** BEGIN **

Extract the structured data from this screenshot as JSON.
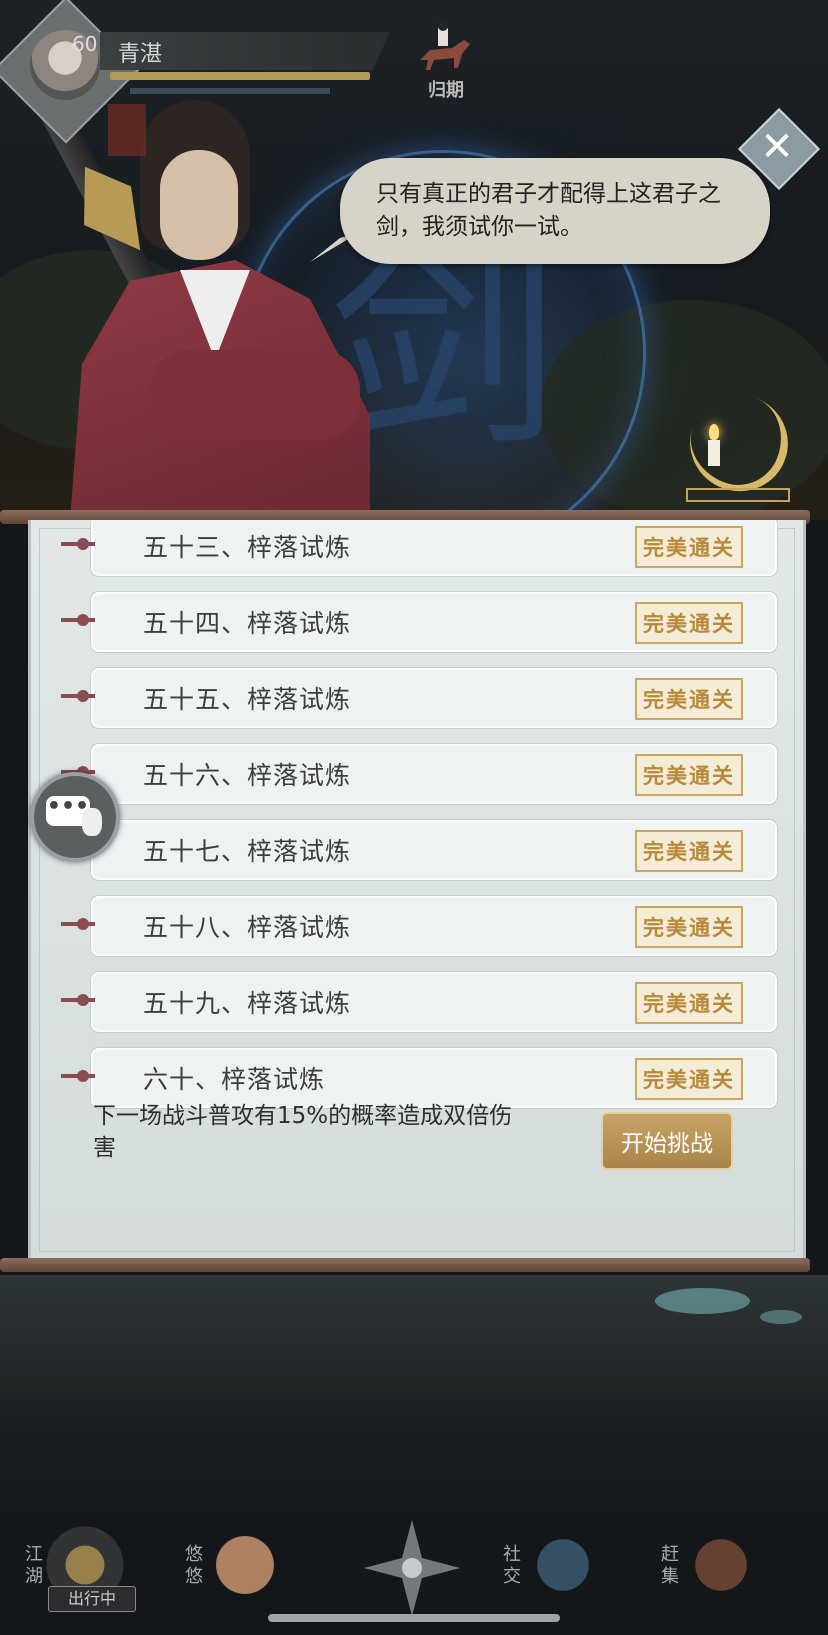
{
  "player": {
    "level": "60",
    "name": "青湛"
  },
  "header": {
    "return_label": "归期"
  },
  "dialog": {
    "text": "只有真正的君子才配得上这君子之剑，我须试你一试。"
  },
  "scene": {
    "emblem_char": "剑"
  },
  "trials": [
    {
      "label": "五十三、梓落试炼",
      "status": "完美通关"
    },
    {
      "label": "五十四、梓落试炼",
      "status": "完美通关"
    },
    {
      "label": "五十五、梓落试炼",
      "status": "完美通关"
    },
    {
      "label": "五十六、梓落试炼",
      "status": "完美通关"
    },
    {
      "label": "五十七、梓落试炼",
      "status": "完美通关"
    },
    {
      "label": "五十八、梓落试炼",
      "status": "完美通关"
    },
    {
      "label": "五十九、梓落试炼",
      "status": "完美通关"
    },
    {
      "label": "六十、梓落试炼",
      "status": "完美通关"
    }
  ],
  "footer": {
    "buff_text": "下一场战斗普攻有15%的概率造成双倍伤害",
    "start_button": "开始挑战"
  },
  "chat": {
    "dots": "•••"
  },
  "nav": {
    "items": [
      {
        "label": "江湖",
        "badge": "出行中"
      },
      {
        "label": "悠悠"
      },
      {
        "label": "社交"
      },
      {
        "label": "赶集"
      }
    ]
  },
  "colors": {
    "accent_gold": "#c9a465",
    "robe_red": "#8f3a44",
    "panel_bg": "#e2e7e7"
  }
}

** END **

**What is required**. State how many lines of the listing above include the word "梓落试炼". Give nothing but the number.

**Task solution**. 8